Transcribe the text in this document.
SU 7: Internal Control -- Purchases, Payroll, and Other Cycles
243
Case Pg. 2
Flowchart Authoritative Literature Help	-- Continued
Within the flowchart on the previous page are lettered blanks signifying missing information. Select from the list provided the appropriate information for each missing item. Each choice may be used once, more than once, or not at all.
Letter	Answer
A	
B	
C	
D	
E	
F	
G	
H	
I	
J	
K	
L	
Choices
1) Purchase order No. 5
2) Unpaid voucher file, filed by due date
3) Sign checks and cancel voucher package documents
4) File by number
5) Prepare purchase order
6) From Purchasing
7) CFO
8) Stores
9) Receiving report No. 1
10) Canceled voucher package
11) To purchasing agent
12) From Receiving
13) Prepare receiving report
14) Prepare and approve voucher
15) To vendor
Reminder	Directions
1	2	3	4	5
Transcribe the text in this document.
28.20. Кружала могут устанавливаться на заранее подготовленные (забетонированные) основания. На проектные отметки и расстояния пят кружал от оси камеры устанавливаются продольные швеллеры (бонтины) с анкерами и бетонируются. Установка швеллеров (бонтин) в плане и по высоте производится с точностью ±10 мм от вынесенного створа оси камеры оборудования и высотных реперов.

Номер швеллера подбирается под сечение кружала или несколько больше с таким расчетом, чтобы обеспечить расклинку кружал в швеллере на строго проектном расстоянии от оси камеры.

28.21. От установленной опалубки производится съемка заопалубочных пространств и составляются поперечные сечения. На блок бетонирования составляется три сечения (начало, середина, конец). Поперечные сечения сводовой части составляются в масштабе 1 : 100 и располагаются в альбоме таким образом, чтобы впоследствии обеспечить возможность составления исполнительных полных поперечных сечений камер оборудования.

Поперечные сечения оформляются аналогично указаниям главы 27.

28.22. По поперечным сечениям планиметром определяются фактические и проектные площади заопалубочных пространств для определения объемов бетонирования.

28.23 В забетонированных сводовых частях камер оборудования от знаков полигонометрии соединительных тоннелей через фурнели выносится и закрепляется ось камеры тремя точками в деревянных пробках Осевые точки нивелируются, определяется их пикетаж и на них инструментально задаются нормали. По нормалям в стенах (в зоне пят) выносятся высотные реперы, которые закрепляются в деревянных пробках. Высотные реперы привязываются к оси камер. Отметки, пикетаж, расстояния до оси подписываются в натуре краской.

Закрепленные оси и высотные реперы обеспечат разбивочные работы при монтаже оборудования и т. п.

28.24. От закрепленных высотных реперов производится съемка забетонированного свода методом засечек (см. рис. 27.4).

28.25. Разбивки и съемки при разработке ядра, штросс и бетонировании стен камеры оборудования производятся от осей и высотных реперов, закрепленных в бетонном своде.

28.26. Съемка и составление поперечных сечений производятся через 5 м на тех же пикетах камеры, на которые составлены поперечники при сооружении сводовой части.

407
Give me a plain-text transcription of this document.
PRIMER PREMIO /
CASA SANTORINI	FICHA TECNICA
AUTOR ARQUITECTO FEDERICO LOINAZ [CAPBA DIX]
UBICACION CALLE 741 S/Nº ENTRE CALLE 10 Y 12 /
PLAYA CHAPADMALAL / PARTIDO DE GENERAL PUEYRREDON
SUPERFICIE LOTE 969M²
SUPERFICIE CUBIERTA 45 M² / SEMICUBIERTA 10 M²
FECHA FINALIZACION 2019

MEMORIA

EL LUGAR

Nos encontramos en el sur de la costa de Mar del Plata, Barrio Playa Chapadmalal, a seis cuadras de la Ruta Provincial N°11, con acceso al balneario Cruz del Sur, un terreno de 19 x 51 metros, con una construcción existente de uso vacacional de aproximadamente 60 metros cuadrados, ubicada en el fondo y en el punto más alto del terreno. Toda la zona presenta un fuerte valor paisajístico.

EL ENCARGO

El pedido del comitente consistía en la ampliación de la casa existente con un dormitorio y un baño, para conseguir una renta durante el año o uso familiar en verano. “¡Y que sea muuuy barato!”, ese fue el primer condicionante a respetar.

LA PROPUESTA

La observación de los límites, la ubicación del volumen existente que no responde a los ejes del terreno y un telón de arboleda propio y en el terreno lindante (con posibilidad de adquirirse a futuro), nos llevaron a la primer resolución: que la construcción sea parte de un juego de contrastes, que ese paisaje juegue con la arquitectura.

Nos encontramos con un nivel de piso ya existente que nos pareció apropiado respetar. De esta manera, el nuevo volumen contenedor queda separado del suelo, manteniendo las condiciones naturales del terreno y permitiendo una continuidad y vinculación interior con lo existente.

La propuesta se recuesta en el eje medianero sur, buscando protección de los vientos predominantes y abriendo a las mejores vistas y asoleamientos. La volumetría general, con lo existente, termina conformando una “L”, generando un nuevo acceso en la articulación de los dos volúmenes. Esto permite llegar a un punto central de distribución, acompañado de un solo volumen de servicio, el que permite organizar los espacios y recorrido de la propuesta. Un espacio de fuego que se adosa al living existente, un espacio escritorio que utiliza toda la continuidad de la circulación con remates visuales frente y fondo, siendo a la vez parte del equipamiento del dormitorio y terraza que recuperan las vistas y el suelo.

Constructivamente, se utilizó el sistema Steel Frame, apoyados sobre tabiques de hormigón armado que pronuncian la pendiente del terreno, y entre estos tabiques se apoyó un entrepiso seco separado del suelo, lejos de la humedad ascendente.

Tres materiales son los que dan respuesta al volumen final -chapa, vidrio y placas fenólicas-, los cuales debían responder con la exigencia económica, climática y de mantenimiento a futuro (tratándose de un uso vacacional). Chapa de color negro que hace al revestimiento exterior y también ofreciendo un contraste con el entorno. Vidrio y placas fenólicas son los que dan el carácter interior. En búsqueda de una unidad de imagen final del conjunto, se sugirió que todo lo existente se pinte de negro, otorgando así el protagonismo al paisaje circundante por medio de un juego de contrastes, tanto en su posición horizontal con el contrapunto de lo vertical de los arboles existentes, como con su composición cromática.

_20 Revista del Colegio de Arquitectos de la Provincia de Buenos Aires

******************************

:: Given problem ::
Reproduce the records above exactly.

:: Correct output ::
Transcribe the text in this document.
SU 7: Internal Control -- Purchases, Payroll, and Other Cycles
243
Case Pg. 2
Flowchart Authoritative Literature Help	-- Continued
Within the flowchart on the previous page are lettered blanks signifying missing information. Select from the list provided the appropriate information for each missing item. Each choice may be used once, more than once, or not at all.
Letter	Answer
A	
B	
C	
D	
E	
F	
G	
H	
I	
J	
K	
L	
Choices
1) Purchase order No. 5
2) Unpaid voucher file, filed by due date
3) Sign checks and cancel voucher package documents
4) File by number
5) Prepare purchase order
6) From Purchasing
7) CFO
8) Stores
9) Receiving report No. 1
10) Canceled voucher package
11) To purchasing agent
12) From Receiving
13) Prepare receiving report
14) Prepare and approve voucher
15) To vendor
Reminder	Directions
1	2	3	4	5
Transcribe the text in this document.
28.20. Кружала могут устанавливаться на заранее подготовленные (забетонированные) основания. На проектные отметки и расстояния пят кружал от оси камеры устанавливаются продольные швеллеры (бонтины) с анкерами и бетонируются. Установка швеллеров (бонтин) в плане и по высоте производится с точностью ±10 мм от вынесенного створа оси камеры оборудования и высотных реперов.

Номер швеллера подбирается под сечение кружала или несколько больше с таким расчетом, чтобы обеспечить расклинку кружал в швеллере на строго проектном расстоянии от оси камеры.

28.21. От установленной опалубки производится съемка заопалубочных пространств и составляются поперечные сечения. На блок бетонирования составляется три сечения (начало, середина, конец). Поперечные сечения сводовой части составляются в масштабе 1 : 100 и располагаются в альбоме таким образом, чтобы впоследствии обеспечить возможность составления исполнительных полных поперечных сечений камер оборудования.

Поперечные сечения оформляются аналогично указаниям главы 27.

28.22. По поперечным сечениям планиметром определяются фактические и проектные площади заопалубочных пространств для определения объемов бетонирования.

28.23 В забетонированных сводовых частях камер оборудования от знаков полигонометрии соединительных тоннелей через фурнели выносится и закрепляется ось камеры тремя точками в деревянных пробках Осевые точки нивелируются, определяется их пикетаж и на них инструментально задаются нормали. По нормалям в стенах (в зоне пят) выносятся высотные реперы, которые закрепляются в деревянных пробках. Высотные реперы привязываются к оси камер. Отметки, пикетаж, расстояния до оси подписываются в натуре краской.

Закрепленные оси и высотные реперы обеспечат разбивочные работы при монтаже оборудования и т. п.

28.24. От закрепленных высотных реперов производится съемка забетонированного свода методом засечек (см. рис. 27.4).

28.25. Разбивки и съемки при разработке ядра, штросс и бетонировании стен камеры оборудования производятся от осей и высотных реперов, закрепленных в бетонном своде.

28.26. Съемка и составление поперечных сечений производятся через 5 м на тех же пикетах камеры, на которые составлены поперечники при сооружении сводовой части.

407
Give me a plain-text transcription of this document.
PRIMER PREMIO /
CASA SANTORINI	FICHA TECNICA
AUTOR ARQUITECTO FEDERICO LOINAZ [CAPBA DIX]
UBICACION CALLE 741 S/Nº ENTRE CALLE 10 Y 12 /
PLAYA CHAPADMALAL / PARTIDO DE GENERAL PUEYRREDON
SUPERFICIE LOTE 969M²
SUPERFICIE CUBIERTA 45 M² / SEMICUBIERTA 10 M²
FECHA FINALIZACION 2019

MEMORIA

EL LUGAR

Nos encontramos en el sur de la costa de Mar del Plata, Barrio Playa Chapadmalal, a seis cuadras de la Ruta Provincial N°11, con acceso al balneario Cruz del Sur, un terreno de 19 x 51 metros, con una construcción existente de uso vacacional de aproximadamente 60 metros cuadrados, ubicada en el fondo y en el punto más alto del terreno. Toda la zona presenta un fuerte valor paisajístico.

EL ENCARGO

El pedido del comitente consistía en la ampliación de la casa existente con un dormitorio y un baño, para conseguir una renta durante el año o uso familiar en verano. “¡Y que sea muuuy barato!”, ese fue el primer condicionante a respetar.

LA PROPUESTA

La observación de los límites, la ubicación del volumen existente que no responde a los ejes del terreno y un telón de arboleda propio y en el terreno lindante (con posibilidad de adquirirse a futuro), nos llevaron a la primer resolución: que la construcción sea parte de un juego de contrastes, que ese paisaje juegue con la arquitectura.

Nos encontramos con un nivel de piso ya existente que nos pareció apropiado respetar. De esta manera, el nuevo volumen contenedor queda separado del suelo, manteniendo las condiciones naturales del terreno y permitiendo una continuidad y vinculación interior con lo existente.

La propuesta se recuesta en el eje medianero sur, buscando protección de los vientos predominantes y abriendo a las mejores vistas y asoleamientos. La volumetría general, con lo existente, termina conformando una “L”, generando un nuevo acceso en la articulación de los dos volúmenes. Esto permite llegar a un punto central de distribución, acompañado de un solo volumen de servicio, el que permite organizar los espacios y recorrido de la propuesta. Un espacio de fuego que se adosa al living existente, un espacio escritorio que utiliza toda la continuidad de la circulación con remates visuales frente y fondo, siendo a la vez parte del equipamiento del dormitorio y terraza que recuperan las vistas y el suelo.

Constructivamente, se utilizó el sistema Steel Frame, apoyados sobre tabiques de hormigón armado que pronuncian la pendiente del terreno, y entre estos tabiques se apoyó un entrepiso seco separado del suelo, lejos de la humedad ascendente.

Tres materiales son los que dan respuesta al volumen final -chapa, vidrio y placas fenólicas-, los cuales debían responder con la exigencia económica, climática y de mantenimiento a futuro (tratándose de un uso vacacional). Chapa de color negro que hace al revestimiento exterior y también ofreciendo un contraste con el entorno. Vidrio y placas fenólicas son los que dan el carácter interior. En búsqueda de una unidad de imagen final del conjunto, se sugirió que todo lo existente se pinte de negro, otorgando así el protagonismo al paisaje circundante por medio de un juego de contrastes, tanto en su posición horizontal con el contrapunto de lo vertical de los arboles existentes, como con su composición cromática.

_20 Revista del Colegio de Arquitectos de la Provincia de Buenos Aires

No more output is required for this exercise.